Task goal: Turn each line of the records below into a numbered list, skipping any blank lines and leaving the pictures out of your answer.

Exercise data:
----

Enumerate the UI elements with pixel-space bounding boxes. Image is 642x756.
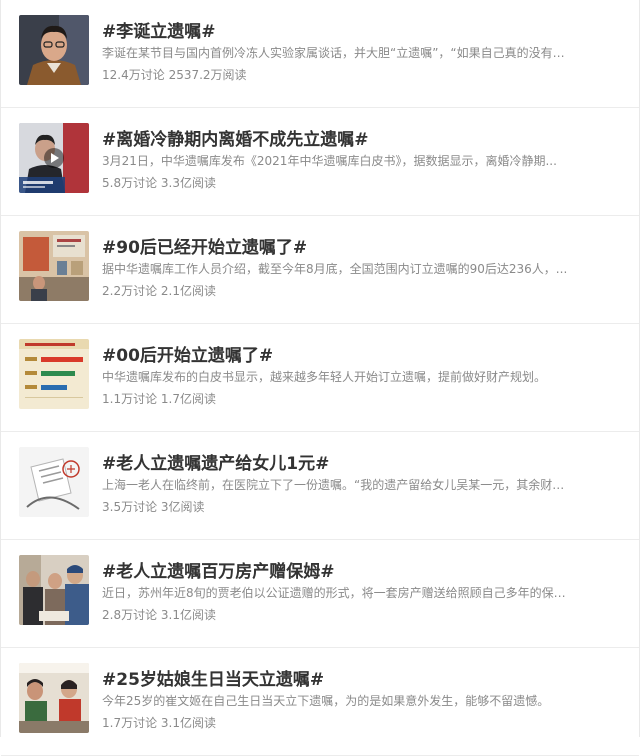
topic-thumbnail[interactable] [19,123,89,193]
man-with-glasses-photo-icon [19,15,89,85]
bar-chart-document-icon [19,339,89,409]
play-icon [44,148,64,168]
topic-stats: 1.7万讨论 3.1亿阅读 [102,714,216,731]
topic-thumbnail[interactable] [19,231,89,301]
discussion-count: 3.5万讨论 [102,500,158,514]
read-count: 1.7亿阅读 [160,392,217,406]
elderly-group-photo-icon [19,555,89,625]
topic-item[interactable]: #90后已经开始立遗嘱了# 据中华遗嘱库工作人员介绍，截至今年8月底，全国范围内… [1,216,639,324]
discussion-count: 2.2万讨论 [102,284,158,298]
topic-thumbnail[interactable] [19,555,89,625]
topic-item[interactable]: #李诞立遗嘱# 李诞在某节目与国内首例冷冻人实验家属谈话，并大胆“立遗嘱”，“如… [1,0,639,108]
topic-stats: 2.8万讨论 3.1亿阅读 [102,606,216,623]
topic-title[interactable]: #老人立遗嘱遗产给女儿1元# [102,449,329,474]
topic-thumbnail[interactable] [19,15,89,85]
topic-item[interactable]: #老人立遗嘱百万房产赠保姆# 近日，苏州年近8旬的贾老伯以公证遗赠的形式，将一套… [1,540,639,648]
read-count: 3亿阅读 [160,500,205,514]
women-at-counter-photo-icon [19,663,89,733]
will-stamp-illustration-icon [19,447,89,517]
topic-stats: 1.1万讨论 1.7亿阅读 [102,390,216,407]
discussion-count: 5.8万讨论 [102,176,158,190]
read-count: 3.1亿阅读 [160,716,217,730]
read-count: 3.1亿阅读 [160,608,217,622]
topic-title[interactable]: #老人立遗嘱百万房产赠保姆# [102,557,335,582]
topic-stats: 3.5万讨论 3亿阅读 [102,498,205,515]
topic-summary: 中华遗嘱库发布的白皮书显示，越来越多年轻人开始订立遗嘱，提前做好财产规划。 [102,370,547,384]
topic-summary: 李诞在某节目与国内首例冷冻人实验家属谈话，并大胆“立遗嘱”，“如果自己真的没有意… [102,46,572,60]
topic-title[interactable]: #离婚冷静期内离婚不成先立遗嘱# [102,125,369,150]
topic-thumbnail[interactable] [19,339,89,409]
discussion-count: 2.8万讨论 [102,608,158,622]
office-photo-icon [19,231,89,301]
topic-title[interactable]: #90后已经开始立遗嘱了# [102,233,307,258]
topic-title[interactable]: #00后开始立遗嘱了# [102,341,273,366]
discussion-count: 1.1万讨论 [102,392,158,406]
topic-title[interactable]: #25岁姑娘生日当天立遗嘱# [102,665,324,690]
read-count: 2537.2万阅读 [168,68,247,82]
topic-feed: #李诞立遗嘱# 李诞在某节目与国内首例冷冻人实验家属谈话，并大胆“立遗嘱”，“如… [0,0,640,756]
topic-item[interactable]: #25岁姑娘生日当天立遗嘱# 今年25岁的崔文姬在自己生日当天立下遗嘱，为的是如… [1,648,639,756]
topic-summary: 今年25岁的崔文姬在自己生日当天立下遗嘱，为的是如果意外发生，能够不留遗憾。 [102,694,550,708]
topic-thumbnail[interactable] [19,663,89,733]
topic-summary: 近日，苏州年近8旬的贾老伯以公证遗赠的形式，将一套房产赠送给照顾自己多年的保姆。… [102,586,572,600]
topic-item[interactable]: #离婚冷静期内离婚不成先立遗嘱# 3月21日，中华遗嘱库发布《2021年中华遗嘱… [1,108,639,216]
topic-thumbnail[interactable] [19,447,89,517]
topic-summary: 据中华遗嘱库工作人员介绍，截至今年8月底，全国范围内订立遗嘱的90后达236人，… [102,262,568,276]
discussion-count: 12.4万讨论 [102,68,165,82]
topic-item[interactable]: #00后开始立遗嘱了# 中华遗嘱库发布的白皮书显示，越来越多年轻人开始订立遗嘱，… [1,324,639,432]
topic-summary: 3月21日，中华遗嘱库发布《2021年中华遗嘱库白皮书》，据数据显示，离婚冷静期… [102,154,557,168]
read-count: 3.3亿阅读 [160,176,217,190]
topic-item[interactable]: #老人立遗嘱遗产给女儿1元# 上海一老人在临终前，在医院立下了一份遗嘱。“我的遗… [1,432,639,540]
topic-summary: 上海一老人在临终前，在医院立下了一份遗嘱。“我的遗产留给女儿吴某一元，其余财产包… [102,478,572,492]
topic-title[interactable]: #李诞立遗嘱# [102,17,216,42]
discussion-count: 1.7万讨论 [102,716,158,730]
topic-stats: 2.2万讨论 2.1亿阅读 [102,282,216,299]
topic-stats: 12.4万讨论 2537.2万阅读 [102,66,247,83]
topic-stats: 5.8万讨论 3.3亿阅读 [102,174,216,191]
read-count: 2.1亿阅读 [160,284,217,298]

----

Answer to the task:
1. Enumerate the UI elements with pixel-space bounding boxes. Image is 642x756.
2. topic-thumbnail[interactable] [19,123,89,193]
3. man-with-glasses-photo-icon [19,15,89,85]
4. bar-chart-document-icon [19,339,89,409]
5. play-icon [44,148,64,168]
6. topic-stats: 1.7万讨论 3.1亿阅读 [102,714,216,731]
7. topic-thumbnail[interactable] [19,231,89,301]
8. discussion-count: 3.5万讨论 [102,500,158,514]
9. read-count: 1.7亿阅读 [160,392,217,406]
10. elderly-group-photo-icon [19,555,89,625]
11. topic-item[interactable]: #90后已经开始立遗嘱了# 据中华遗嘱库工作人员介绍，截至今年8月底，全国范围内… [1,216,639,324]
12. discussion-count: 2.2万讨论 [102,284,158,298]
13. topic-thumbnail[interactable] [19,555,89,625]
14. topic-item[interactable]: #李诞立遗嘱# 李诞在某节目与国内首例冷冻人实验家属谈话，并大胆“立遗嘱”，“如… [1,0,639,108]
15. topic-stats: 2.8万讨论 3.1亿阅读 [102,606,216,623]
16. topic-title[interactable]: #老人立遗嘱遗产给女儿1元# [102,449,329,474]
17. topic-thumbnail[interactable] [19,15,89,85]
18. topic-item[interactable]: #老人立遗嘱百万房产赠保姆# 近日，苏州年近8旬的贾老伯以公证遗赠的形式，将一套… [1,540,639,648]
19. read-count: 3亿阅读 [160,500,205,514]
20. women-at-counter-photo-icon [19,663,89,733]
21. will-stamp-illustration-icon [19,447,89,517]
22. topic-stats: 1.1万讨论 1.7亿阅读 [102,390,216,407]
23. discussion-count: 5.8万讨论 [102,176,158,190]
24. read-count: 3.1亿阅读 [160,716,217,730]
25. read-count: 3.1亿阅读 [160,608,217,622]
26. topic-title[interactable]: #老人立遗嘱百万房产赠保姆# [102,557,335,582]
27. topic-stats: 3.5万讨论 3亿阅读 [102,498,205,515]
28. topic-summary: 中华遗嘱库发布的白皮书显示，越来越多年轻人开始订立遗嘱，提前做好财产规划。 [102,370,547,384]
29. topic-summary: 李诞在某节目与国内首例冷冻人实验家属谈话，并大胆“立遗嘱”，“如果自己真的没有意… [102,46,572,60]
30. topic-title[interactable]: #离婚冷静期内离婚不成先立遗嘱# [102,125,369,150]
31. topic-thumbnail[interactable] [19,339,89,409]
32. discussion-count: 2.8万讨论 [102,608,158,622]
33. office-photo-icon [19,231,89,301]
34. topic-title[interactable]: #90后已经开始立遗嘱了# [102,233,307,258]
35. topic-title[interactable]: #00后开始立遗嘱了# [102,341,273,366]
36. discussion-count: 1.1万讨论 [102,392,158,406]
37. topic-title[interactable]: #25岁姑娘生日当天立遗嘱# [102,665,324,690]
38. read-count: 2537.2万阅读 [168,68,247,82]
39. topic-feed: #李诞立遗嘱# 李诞在某节目与国内首例冷冻人实验家属谈话，并大胆“立遗嘱”，“如… [0,0,640,756]
40. topic-item[interactable]: #25岁姑娘生日当天立遗嘱# 今年25岁的崔文姬在自己生日当天立下遗嘱，为的是如… [1,648,639,756]
41. topic-summary: 今年25岁的崔文姬在自己生日当天立下遗嘱，为的是如果意外发生，能够不留遗憾。 [102,694,550,708]
42. topic-thumbnail[interactable] [19,663,89,733]
43. topic-summary: 近日，苏州年近8旬的贾老伯以公证遗赠的形式，将一套房产赠送给照顾自己多年的保姆。… [102,586,572,600]
44. topic-item[interactable]: #离婚冷静期内离婚不成先立遗嘱# 3月21日，中华遗嘱库发布《2021年中华遗嘱… [1,108,639,216]
45. topic-thumbnail[interactable] [19,447,89,517]
46. topic-summary: 据中华遗嘱库工作人员介绍，截至今年8月底，全国范围内订立遗嘱的90后达236人，… [102,262,568,276]
47. discussion-count: 12.4万讨论 [102,68,165,82]
48. topic-item[interactable]: #00后开始立遗嘱了# 中华遗嘱库发布的白皮书显示，越来越多年轻人开始订立遗嘱，… [1,324,639,432]
49. topic-summary: 3月21日，中华遗嘱库发布《2021年中华遗嘱库白皮书》，据数据显示，离婚冷静期… [102,154,557,168]
50. read-count: 3.3亿阅读 [160,176,217,190]
51. topic-item[interactable]: #老人立遗嘱遗产给女儿1元# 上海一老人在临终前，在医院立下了一份遗嘱。“我的遗… [1,432,639,540]
52. topic-summary: 上海一老人在临终前，在医院立下了一份遗嘱。“我的遗产留给女儿吴某一元，其余财产包… [102,478,572,492]
53. topic-title[interactable]: #李诞立遗嘱# [102,17,216,42]
54. discussion-count: 1.7万讨论 [102,716,158,730]
55. topic-stats: 2.2万讨论 2.1亿阅读 [102,282,216,299]
56. topic-stats: 12.4万讨论 2537.2万阅读 [102,66,247,83]
57. topic-stats: 5.8万讨论 3.3亿阅读 [102,174,216,191]
58. read-count: 2.1亿阅读 [160,284,217,298]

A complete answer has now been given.